Exercise input:

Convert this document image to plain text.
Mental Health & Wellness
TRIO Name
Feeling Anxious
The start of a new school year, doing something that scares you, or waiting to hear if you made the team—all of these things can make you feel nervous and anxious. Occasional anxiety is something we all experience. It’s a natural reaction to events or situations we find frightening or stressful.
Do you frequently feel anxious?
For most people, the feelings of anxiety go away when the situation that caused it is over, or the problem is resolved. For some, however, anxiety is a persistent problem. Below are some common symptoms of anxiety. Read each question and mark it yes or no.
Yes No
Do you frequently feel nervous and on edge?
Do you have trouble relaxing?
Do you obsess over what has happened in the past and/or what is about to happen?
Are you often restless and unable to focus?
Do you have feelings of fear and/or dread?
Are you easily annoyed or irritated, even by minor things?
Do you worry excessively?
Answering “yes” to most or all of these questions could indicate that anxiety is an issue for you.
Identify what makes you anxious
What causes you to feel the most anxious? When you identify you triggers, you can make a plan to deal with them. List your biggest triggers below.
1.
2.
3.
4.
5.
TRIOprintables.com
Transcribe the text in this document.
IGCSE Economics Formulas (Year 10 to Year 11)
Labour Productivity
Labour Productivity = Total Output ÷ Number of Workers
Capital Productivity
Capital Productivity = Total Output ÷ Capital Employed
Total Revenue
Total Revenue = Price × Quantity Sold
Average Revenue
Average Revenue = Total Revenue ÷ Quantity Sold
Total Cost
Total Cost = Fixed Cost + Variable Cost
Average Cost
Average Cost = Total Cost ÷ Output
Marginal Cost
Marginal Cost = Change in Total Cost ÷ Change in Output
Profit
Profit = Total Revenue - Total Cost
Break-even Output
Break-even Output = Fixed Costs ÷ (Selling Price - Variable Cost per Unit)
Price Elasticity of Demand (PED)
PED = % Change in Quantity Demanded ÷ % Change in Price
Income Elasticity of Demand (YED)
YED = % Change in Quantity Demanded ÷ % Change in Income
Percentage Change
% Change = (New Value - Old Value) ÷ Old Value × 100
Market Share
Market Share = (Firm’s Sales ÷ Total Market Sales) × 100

--

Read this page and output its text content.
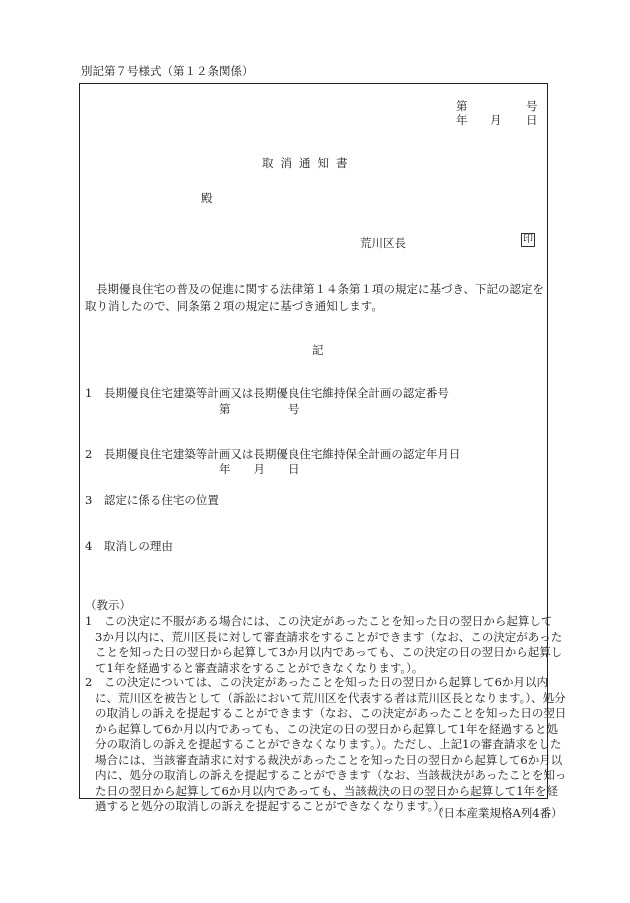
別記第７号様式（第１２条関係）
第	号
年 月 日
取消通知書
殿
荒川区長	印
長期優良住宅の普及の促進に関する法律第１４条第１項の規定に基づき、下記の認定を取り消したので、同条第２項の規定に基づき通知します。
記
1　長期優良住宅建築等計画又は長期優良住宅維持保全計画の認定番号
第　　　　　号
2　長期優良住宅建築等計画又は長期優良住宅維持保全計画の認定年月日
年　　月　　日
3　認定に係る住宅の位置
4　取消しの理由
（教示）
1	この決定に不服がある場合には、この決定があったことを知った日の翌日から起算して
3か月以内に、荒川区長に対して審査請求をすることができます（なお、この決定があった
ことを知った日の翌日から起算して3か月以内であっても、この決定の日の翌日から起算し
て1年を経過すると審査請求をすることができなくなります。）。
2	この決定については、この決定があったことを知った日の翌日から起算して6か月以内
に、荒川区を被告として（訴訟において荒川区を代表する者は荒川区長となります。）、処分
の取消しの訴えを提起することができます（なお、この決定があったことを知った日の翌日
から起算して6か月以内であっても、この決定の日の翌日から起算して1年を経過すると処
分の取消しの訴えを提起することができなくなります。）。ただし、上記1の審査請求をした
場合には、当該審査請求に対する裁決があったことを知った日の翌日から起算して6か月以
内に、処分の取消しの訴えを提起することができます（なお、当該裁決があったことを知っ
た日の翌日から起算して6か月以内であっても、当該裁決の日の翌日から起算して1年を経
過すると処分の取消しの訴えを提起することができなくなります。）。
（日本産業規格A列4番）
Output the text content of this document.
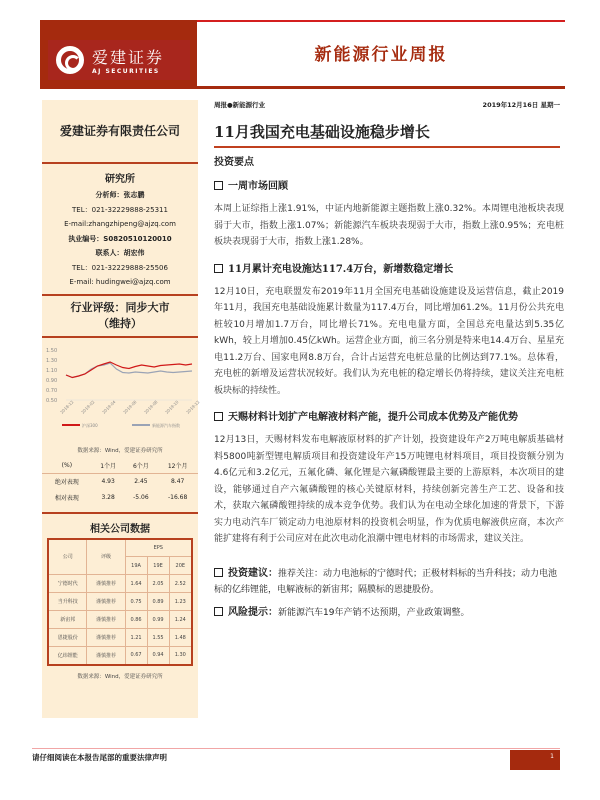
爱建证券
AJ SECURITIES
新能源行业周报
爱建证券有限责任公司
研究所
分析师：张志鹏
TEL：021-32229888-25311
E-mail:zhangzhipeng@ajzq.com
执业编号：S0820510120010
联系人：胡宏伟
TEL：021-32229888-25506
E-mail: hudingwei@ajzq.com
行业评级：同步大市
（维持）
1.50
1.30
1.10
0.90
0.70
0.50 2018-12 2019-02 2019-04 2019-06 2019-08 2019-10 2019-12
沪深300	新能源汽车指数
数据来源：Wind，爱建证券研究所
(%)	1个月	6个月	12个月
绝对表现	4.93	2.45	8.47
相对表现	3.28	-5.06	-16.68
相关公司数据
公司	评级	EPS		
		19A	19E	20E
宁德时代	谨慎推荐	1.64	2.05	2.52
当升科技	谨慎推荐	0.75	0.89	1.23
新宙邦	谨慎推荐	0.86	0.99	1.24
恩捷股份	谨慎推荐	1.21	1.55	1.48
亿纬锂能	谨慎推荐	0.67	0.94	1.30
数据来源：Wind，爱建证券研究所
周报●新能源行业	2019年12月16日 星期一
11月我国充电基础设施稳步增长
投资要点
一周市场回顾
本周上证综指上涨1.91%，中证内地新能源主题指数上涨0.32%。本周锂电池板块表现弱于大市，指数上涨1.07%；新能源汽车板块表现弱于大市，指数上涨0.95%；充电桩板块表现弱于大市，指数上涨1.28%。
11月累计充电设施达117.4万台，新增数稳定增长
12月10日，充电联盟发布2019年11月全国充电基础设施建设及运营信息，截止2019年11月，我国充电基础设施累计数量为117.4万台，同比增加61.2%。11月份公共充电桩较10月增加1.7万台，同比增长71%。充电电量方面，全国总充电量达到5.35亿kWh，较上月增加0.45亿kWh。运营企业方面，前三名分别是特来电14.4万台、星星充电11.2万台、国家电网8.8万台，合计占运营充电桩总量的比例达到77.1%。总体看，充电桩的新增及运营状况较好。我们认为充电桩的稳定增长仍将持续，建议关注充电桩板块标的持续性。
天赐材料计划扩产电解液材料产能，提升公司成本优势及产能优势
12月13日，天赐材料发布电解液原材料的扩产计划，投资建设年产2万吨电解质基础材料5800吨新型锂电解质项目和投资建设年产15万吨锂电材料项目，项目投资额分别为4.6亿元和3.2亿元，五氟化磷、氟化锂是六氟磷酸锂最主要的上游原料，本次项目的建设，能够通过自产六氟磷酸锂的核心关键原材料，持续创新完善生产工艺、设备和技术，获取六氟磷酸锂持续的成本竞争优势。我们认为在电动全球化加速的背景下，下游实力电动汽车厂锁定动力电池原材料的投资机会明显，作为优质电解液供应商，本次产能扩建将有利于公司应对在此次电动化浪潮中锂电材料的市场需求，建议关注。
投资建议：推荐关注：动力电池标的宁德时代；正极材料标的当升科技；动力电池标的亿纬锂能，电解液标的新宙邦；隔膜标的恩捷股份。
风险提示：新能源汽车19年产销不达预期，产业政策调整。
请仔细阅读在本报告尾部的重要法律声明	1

Required work: Search the entries for the word "Productivity", then list each line that holds it.

Final result:
Labour Productivity
Labour Productivity = Total Output ÷ Number of Workers
Capital Productivity
Capital Productivity = Total Output ÷ Capital Employed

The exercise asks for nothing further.